--- start of TASK DATA ---

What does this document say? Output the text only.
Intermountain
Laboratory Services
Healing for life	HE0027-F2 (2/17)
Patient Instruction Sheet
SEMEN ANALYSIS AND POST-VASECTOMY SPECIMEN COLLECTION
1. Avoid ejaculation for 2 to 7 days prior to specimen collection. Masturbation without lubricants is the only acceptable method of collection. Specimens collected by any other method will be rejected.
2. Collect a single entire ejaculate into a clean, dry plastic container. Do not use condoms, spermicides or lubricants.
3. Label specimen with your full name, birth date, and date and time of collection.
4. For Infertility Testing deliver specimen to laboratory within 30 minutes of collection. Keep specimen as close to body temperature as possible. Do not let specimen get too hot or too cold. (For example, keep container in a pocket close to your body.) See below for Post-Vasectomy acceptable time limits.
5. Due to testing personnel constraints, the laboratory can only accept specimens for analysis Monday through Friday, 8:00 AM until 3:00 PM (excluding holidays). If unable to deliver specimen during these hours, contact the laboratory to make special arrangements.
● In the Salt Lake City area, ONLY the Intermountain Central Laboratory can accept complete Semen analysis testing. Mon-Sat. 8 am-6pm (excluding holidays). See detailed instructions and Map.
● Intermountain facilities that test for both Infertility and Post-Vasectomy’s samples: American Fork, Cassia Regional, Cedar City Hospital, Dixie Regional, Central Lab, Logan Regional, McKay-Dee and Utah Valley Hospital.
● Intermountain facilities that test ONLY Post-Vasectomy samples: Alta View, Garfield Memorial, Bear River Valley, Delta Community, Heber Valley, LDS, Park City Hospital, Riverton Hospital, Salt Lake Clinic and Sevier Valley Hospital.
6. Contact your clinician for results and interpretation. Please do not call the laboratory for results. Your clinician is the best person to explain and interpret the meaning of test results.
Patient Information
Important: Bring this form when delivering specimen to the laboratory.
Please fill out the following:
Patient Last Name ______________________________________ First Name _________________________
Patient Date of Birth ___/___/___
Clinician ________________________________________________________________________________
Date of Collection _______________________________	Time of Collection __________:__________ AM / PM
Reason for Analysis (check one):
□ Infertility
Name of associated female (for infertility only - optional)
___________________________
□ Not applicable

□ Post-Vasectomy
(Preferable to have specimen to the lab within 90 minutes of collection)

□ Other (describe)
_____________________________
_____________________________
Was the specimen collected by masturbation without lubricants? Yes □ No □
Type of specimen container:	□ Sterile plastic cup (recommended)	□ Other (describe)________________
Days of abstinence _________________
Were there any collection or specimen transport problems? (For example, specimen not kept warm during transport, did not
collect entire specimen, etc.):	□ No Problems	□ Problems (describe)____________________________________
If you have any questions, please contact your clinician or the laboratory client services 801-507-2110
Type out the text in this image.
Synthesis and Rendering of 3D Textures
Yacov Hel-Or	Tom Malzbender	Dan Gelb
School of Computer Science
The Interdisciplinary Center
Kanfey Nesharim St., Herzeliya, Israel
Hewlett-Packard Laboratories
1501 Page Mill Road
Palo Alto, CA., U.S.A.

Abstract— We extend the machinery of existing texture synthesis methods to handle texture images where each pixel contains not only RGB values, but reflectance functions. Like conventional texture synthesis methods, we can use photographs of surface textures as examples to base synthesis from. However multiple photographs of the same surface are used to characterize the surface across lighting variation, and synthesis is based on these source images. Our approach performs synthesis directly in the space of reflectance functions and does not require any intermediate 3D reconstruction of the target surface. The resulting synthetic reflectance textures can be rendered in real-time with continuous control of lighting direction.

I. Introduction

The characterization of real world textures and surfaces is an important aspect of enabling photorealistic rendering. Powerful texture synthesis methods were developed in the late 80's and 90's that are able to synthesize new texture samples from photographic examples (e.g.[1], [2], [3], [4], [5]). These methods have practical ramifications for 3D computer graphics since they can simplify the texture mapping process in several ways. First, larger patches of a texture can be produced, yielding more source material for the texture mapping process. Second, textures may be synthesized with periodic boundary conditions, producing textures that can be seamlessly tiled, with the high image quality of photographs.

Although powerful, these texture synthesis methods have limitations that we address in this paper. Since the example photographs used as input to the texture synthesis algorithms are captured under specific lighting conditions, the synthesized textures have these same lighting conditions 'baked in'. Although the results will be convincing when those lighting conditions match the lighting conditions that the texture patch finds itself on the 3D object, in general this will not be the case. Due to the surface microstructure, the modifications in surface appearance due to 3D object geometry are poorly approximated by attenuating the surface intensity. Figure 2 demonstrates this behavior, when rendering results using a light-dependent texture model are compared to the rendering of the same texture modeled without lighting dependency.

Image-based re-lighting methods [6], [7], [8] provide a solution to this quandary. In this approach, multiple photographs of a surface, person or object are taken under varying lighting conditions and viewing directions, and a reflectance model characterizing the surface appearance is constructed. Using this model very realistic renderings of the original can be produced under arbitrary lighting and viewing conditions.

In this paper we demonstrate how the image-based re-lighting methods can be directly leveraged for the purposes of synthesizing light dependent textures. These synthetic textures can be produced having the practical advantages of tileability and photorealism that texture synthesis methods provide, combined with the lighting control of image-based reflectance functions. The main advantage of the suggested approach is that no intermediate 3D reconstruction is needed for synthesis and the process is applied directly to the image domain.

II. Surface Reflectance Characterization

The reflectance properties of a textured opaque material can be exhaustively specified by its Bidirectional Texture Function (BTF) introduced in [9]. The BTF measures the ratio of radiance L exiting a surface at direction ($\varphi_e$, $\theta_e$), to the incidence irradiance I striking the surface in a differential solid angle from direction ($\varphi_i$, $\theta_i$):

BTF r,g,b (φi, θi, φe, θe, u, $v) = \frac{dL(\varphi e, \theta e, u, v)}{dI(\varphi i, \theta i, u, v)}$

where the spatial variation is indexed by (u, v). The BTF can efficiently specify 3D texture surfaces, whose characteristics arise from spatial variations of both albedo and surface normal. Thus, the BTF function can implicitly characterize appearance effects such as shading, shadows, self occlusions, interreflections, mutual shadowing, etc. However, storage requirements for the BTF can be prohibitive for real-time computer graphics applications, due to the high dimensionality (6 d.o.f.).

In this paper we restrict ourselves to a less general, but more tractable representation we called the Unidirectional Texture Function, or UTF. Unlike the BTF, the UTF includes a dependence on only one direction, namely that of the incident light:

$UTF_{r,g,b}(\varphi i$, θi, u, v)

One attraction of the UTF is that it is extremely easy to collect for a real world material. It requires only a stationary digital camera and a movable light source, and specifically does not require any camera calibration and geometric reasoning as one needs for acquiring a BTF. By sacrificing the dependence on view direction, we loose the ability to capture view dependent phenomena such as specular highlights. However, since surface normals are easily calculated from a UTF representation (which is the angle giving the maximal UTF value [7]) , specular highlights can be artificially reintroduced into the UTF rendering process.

--- end of TASK DATA ---
--- start of TASK DATA ---

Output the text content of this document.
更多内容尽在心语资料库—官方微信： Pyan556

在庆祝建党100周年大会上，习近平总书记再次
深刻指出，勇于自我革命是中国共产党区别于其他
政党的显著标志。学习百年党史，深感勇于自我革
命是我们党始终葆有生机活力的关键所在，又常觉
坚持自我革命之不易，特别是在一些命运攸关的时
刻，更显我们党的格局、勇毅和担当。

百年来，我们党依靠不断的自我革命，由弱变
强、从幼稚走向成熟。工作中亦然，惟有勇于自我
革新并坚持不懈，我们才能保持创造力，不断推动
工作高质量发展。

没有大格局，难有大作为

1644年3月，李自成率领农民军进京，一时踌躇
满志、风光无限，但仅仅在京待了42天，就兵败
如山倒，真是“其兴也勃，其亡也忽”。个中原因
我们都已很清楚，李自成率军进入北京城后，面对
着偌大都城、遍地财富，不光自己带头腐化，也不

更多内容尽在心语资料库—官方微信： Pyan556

--- end of TASK DATA ---

→ GIVEN PROBLEM:
From the entries above, copy out every line where the string "City" appears.

→ COMPLETED EXERCISE:
● In the Salt Lake City area, ONLY the Intermountain Central Laboratory can accept complete Semen analysis testing. Mon-Sat. 8 am-6pm (excluding holidays). See detailed instructions and Map.
● Intermountain facilities that test for both Infertility and Post-Vasectomy’s samples: American Fork, Cassia Regional, Cedar City Hospital, Dixie Regional, Central Lab, Logan Regional, McKay-Dee and Utah Valley Hospital.
● Intermountain facilities that test ONLY Post-Vasectomy samples: Alta View, Garfield Memorial, Bear River Valley, Delta Community, Heber Valley, LDS, Park City Hospital, Riverton Hospital, Salt Lake Clinic and Sevier Valley Hospital.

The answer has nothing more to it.